◆ Task brief
Where a line in the listing below contains the word "bottom", copy that line.

◆ Data extract
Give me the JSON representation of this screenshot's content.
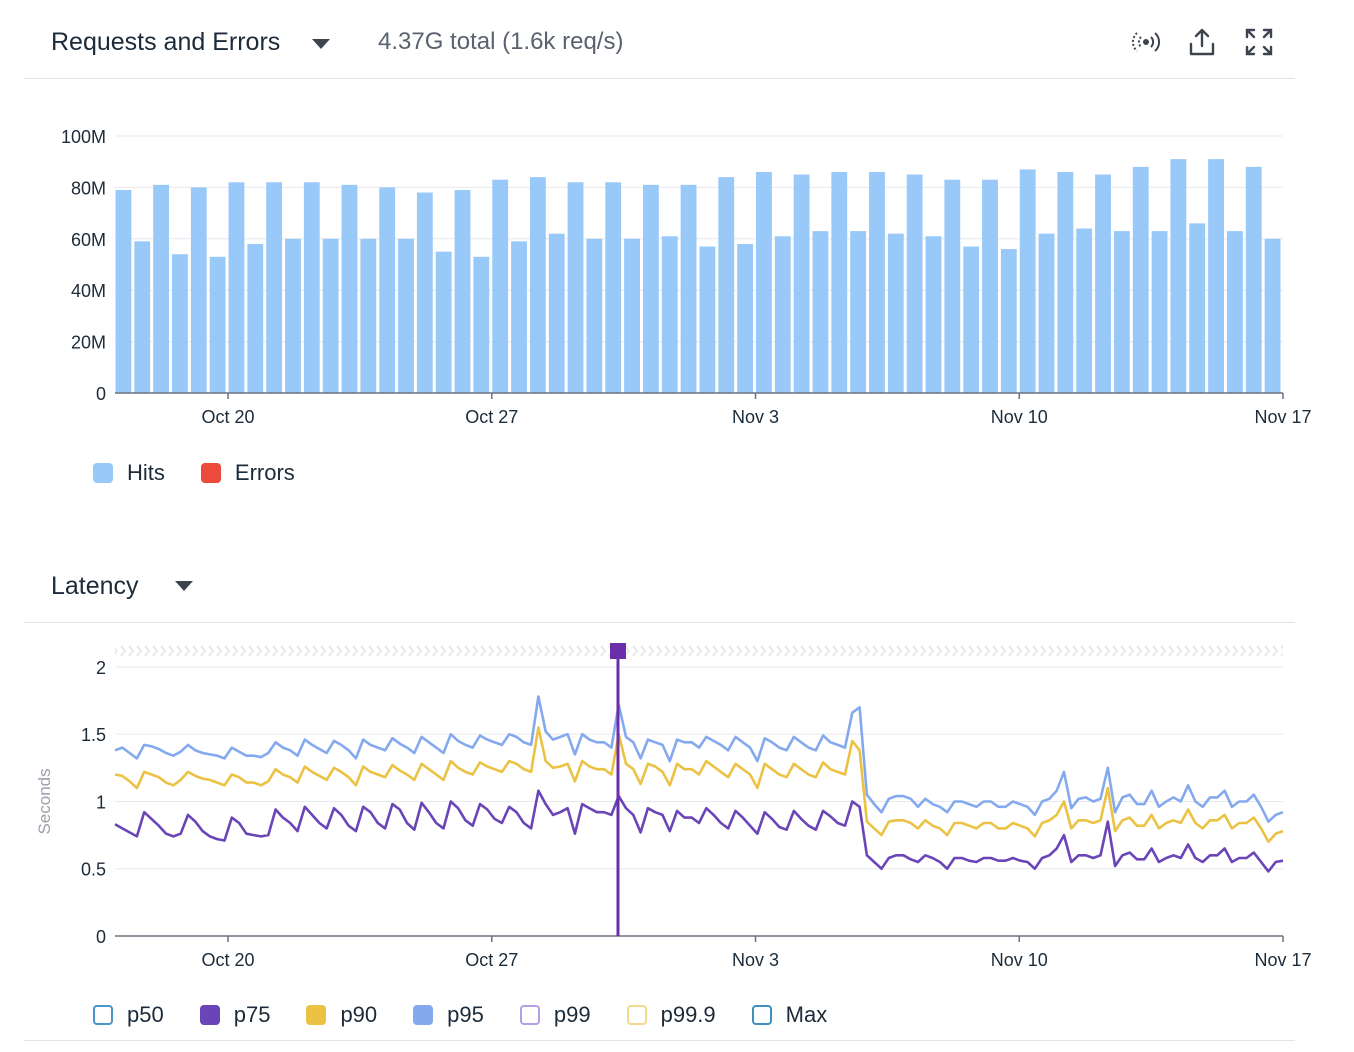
{
  "requests_panel": {
    "title": "Requests and Errors",
    "summary": "4.37G total (1.6k req/s)",
    "icons": [
      "live-stream-icon",
      "export-icon",
      "fullscreen-icon"
    ]
  },
  "latency_panel": {
    "title": "Latency"
  },
  "colors": {
    "hits": "#99c9f8",
    "errors": "#eb4a3d",
    "p50": "#4a94c9",
    "p75": "#6a45b8",
    "p90": "#ebc243",
    "p95": "#85a9ee",
    "p99": "#b49fe6",
    "p99_9": "#f5d98c",
    "max": "#3f8fbf",
    "marker": "#6a2fa8"
  },
  "chart_data": [
    {
      "type": "bar",
      "series": [
        {
          "name": "Hits",
          "values": [
            79,
            59,
            81,
            54,
            80,
            53,
            82,
            58,
            82,
            60,
            82,
            60,
            81,
            60,
            80,
            60,
            78,
            55,
            79,
            53,
            83,
            59,
            84,
            62,
            82,
            60,
            82,
            60,
            81,
            61,
            81,
            57,
            84,
            58,
            86,
            61,
            85,
            63,
            86,
            63,
            86,
            62,
            85,
            61,
            83,
            57,
            83,
            56,
            87,
            62,
            86,
            64,
            85,
            63,
            88,
            63,
            91,
            66,
            91,
            63,
            88,
            60
          ]
        },
        {
          "name": "Errors",
          "values": []
        }
      ],
      "x_start": "2019-10-17",
      "x_end": "2019-11-17",
      "xticks": [
        "Oct 20",
        "Oct 27",
        "Nov 3",
        "Nov 10",
        "Nov 17"
      ],
      "yticks": [
        "0",
        "20M",
        "40M",
        "60M",
        "80M",
        "100M"
      ],
      "ylim": [
        0,
        100
      ],
      "ylabel": "",
      "grid": true,
      "legend": "bottom-left"
    },
    {
      "type": "line",
      "ylabel": "Seconds",
      "ylim": [
        0,
        2.2
      ],
      "yticks": [
        "0",
        "0.5",
        "1",
        "1.5",
        "2"
      ],
      "xticks": [
        "Oct 20",
        "Oct 27",
        "Nov 3",
        "Nov 10",
        "Nov 17"
      ],
      "x_start": "2019-10-17",
      "x_end": "2019-11-17",
      "marker_date": "2019-10-30",
      "legend": "bottom-left",
      "legend_entries": [
        "p50",
        "p75",
        "p90",
        "p95",
        "p99",
        "p99.9",
        "Max"
      ],
      "series": [
        {
          "name": "p75",
          "values": [
            0.83,
            0.8,
            0.77,
            0.74,
            0.92,
            0.87,
            0.82,
            0.76,
            0.74,
            0.76,
            0.9,
            0.85,
            0.78,
            0.74,
            0.72,
            0.71,
            0.88,
            0.84,
            0.76,
            0.75,
            0.74,
            0.75,
            0.94,
            0.88,
            0.84,
            0.78,
            0.96,
            0.9,
            0.84,
            0.8,
            0.95,
            0.9,
            0.82,
            0.78,
            0.96,
            0.92,
            0.84,
            0.8,
            0.98,
            0.94,
            0.84,
            0.79,
            0.99,
            0.92,
            0.84,
            0.8,
            1.0,
            0.95,
            0.86,
            0.82,
            0.98,
            0.94,
            0.87,
            0.84,
            0.96,
            0.92,
            0.84,
            0.8,
            1.08,
            0.98,
            0.9,
            0.92,
            0.95,
            0.76,
            0.98,
            0.95,
            0.92,
            0.92,
            0.9,
            1.04,
            0.95,
            0.9,
            0.77,
            0.95,
            0.92,
            0.9,
            0.78,
            0.93,
            0.88,
            0.88,
            0.84,
            0.95,
            0.9,
            0.84,
            0.8,
            0.93,
            0.88,
            0.82,
            0.76,
            0.92,
            0.87,
            0.81,
            0.79,
            0.93,
            0.87,
            0.82,
            0.79,
            0.93,
            0.89,
            0.84,
            0.82,
            1.0,
            0.96,
            0.6,
            0.55,
            0.5,
            0.58,
            0.6,
            0.6,
            0.57,
            0.55,
            0.6,
            0.58,
            0.55,
            0.5,
            0.58,
            0.58,
            0.56,
            0.55,
            0.58,
            0.58,
            0.56,
            0.56,
            0.58,
            0.56,
            0.55,
            0.5,
            0.58,
            0.6,
            0.65,
            0.75,
            0.55,
            0.6,
            0.6,
            0.58,
            0.6,
            0.85,
            0.52,
            0.6,
            0.62,
            0.57,
            0.57,
            0.65,
            0.55,
            0.58,
            0.6,
            0.58,
            0.68,
            0.58,
            0.55,
            0.6,
            0.6,
            0.65,
            0.55,
            0.58,
            0.58,
            0.62,
            0.55,
            0.48,
            0.55,
            0.56
          ]
        },
        {
          "name": "p90",
          "values": [
            1.2,
            1.19,
            1.15,
            1.1,
            1.22,
            1.2,
            1.18,
            1.14,
            1.12,
            1.16,
            1.22,
            1.19,
            1.17,
            1.16,
            1.14,
            1.12,
            1.2,
            1.18,
            1.14,
            1.14,
            1.12,
            1.15,
            1.24,
            1.2,
            1.18,
            1.14,
            1.26,
            1.22,
            1.19,
            1.16,
            1.25,
            1.22,
            1.18,
            1.12,
            1.26,
            1.22,
            1.2,
            1.18,
            1.27,
            1.23,
            1.2,
            1.16,
            1.28,
            1.24,
            1.2,
            1.16,
            1.3,
            1.25,
            1.22,
            1.2,
            1.29,
            1.26,
            1.24,
            1.22,
            1.3,
            1.28,
            1.24,
            1.22,
            1.55,
            1.3,
            1.25,
            1.26,
            1.28,
            1.15,
            1.3,
            1.26,
            1.24,
            1.24,
            1.2,
            1.5,
            1.28,
            1.24,
            1.13,
            1.28,
            1.26,
            1.22,
            1.12,
            1.28,
            1.24,
            1.24,
            1.2,
            1.3,
            1.26,
            1.22,
            1.18,
            1.28,
            1.24,
            1.2,
            1.1,
            1.28,
            1.24,
            1.2,
            1.18,
            1.28,
            1.24,
            1.2,
            1.18,
            1.29,
            1.24,
            1.22,
            1.2,
            1.45,
            1.38,
            0.85,
            0.8,
            0.75,
            0.85,
            0.86,
            0.86,
            0.84,
            0.8,
            0.86,
            0.82,
            0.8,
            0.75,
            0.84,
            0.84,
            0.82,
            0.8,
            0.84,
            0.84,
            0.8,
            0.8,
            0.84,
            0.82,
            0.8,
            0.74,
            0.84,
            0.86,
            0.9,
            1.0,
            0.8,
            0.86,
            0.86,
            0.84,
            0.86,
            1.1,
            0.78,
            0.86,
            0.88,
            0.82,
            0.82,
            0.9,
            0.8,
            0.84,
            0.86,
            0.84,
            0.94,
            0.84,
            0.8,
            0.86,
            0.86,
            0.9,
            0.8,
            0.84,
            0.84,
            0.88,
            0.8,
            0.7,
            0.76,
            0.78
          ]
        },
        {
          "name": "p95",
          "values": [
            1.38,
            1.4,
            1.36,
            1.32,
            1.42,
            1.41,
            1.39,
            1.36,
            1.34,
            1.37,
            1.42,
            1.38,
            1.36,
            1.35,
            1.34,
            1.32,
            1.4,
            1.37,
            1.34,
            1.34,
            1.33,
            1.36,
            1.44,
            1.4,
            1.38,
            1.34,
            1.46,
            1.42,
            1.39,
            1.36,
            1.45,
            1.42,
            1.38,
            1.32,
            1.46,
            1.42,
            1.4,
            1.38,
            1.47,
            1.43,
            1.4,
            1.36,
            1.48,
            1.44,
            1.4,
            1.36,
            1.5,
            1.45,
            1.42,
            1.4,
            1.49,
            1.46,
            1.44,
            1.42,
            1.5,
            1.48,
            1.44,
            1.42,
            1.78,
            1.52,
            1.46,
            1.48,
            1.5,
            1.35,
            1.5,
            1.46,
            1.44,
            1.44,
            1.4,
            1.72,
            1.48,
            1.44,
            1.32,
            1.46,
            1.44,
            1.42,
            1.3,
            1.46,
            1.44,
            1.44,
            1.4,
            1.48,
            1.45,
            1.42,
            1.38,
            1.48,
            1.44,
            1.4,
            1.3,
            1.47,
            1.44,
            1.4,
            1.38,
            1.48,
            1.44,
            1.4,
            1.38,
            1.49,
            1.44,
            1.42,
            1.4,
            1.66,
            1.7,
            1.05,
            0.98,
            0.92,
            1.02,
            1.04,
            1.04,
            1.02,
            0.96,
            1.02,
            0.98,
            0.96,
            0.92,
            1.0,
            1.0,
            0.98,
            0.96,
            1.0,
            1.0,
            0.96,
            0.96,
            1.0,
            0.98,
            0.96,
            0.9,
            1.0,
            1.02,
            1.08,
            1.22,
            0.95,
            1.02,
            1.03,
            1.0,
            1.02,
            1.25,
            0.92,
            1.03,
            1.05,
            0.98,
            0.98,
            1.08,
            0.96,
            1.0,
            1.03,
            1.0,
            1.12,
            1.0,
            0.96,
            1.03,
            1.03,
            1.08,
            0.96,
            1.0,
            1.0,
            1.05,
            0.96,
            0.85,
            0.9,
            0.92
          ]
        }
      ]
    }
  ]
}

◆ Written response
      "legend": "bottom-left"
      "legend": "bottom-left",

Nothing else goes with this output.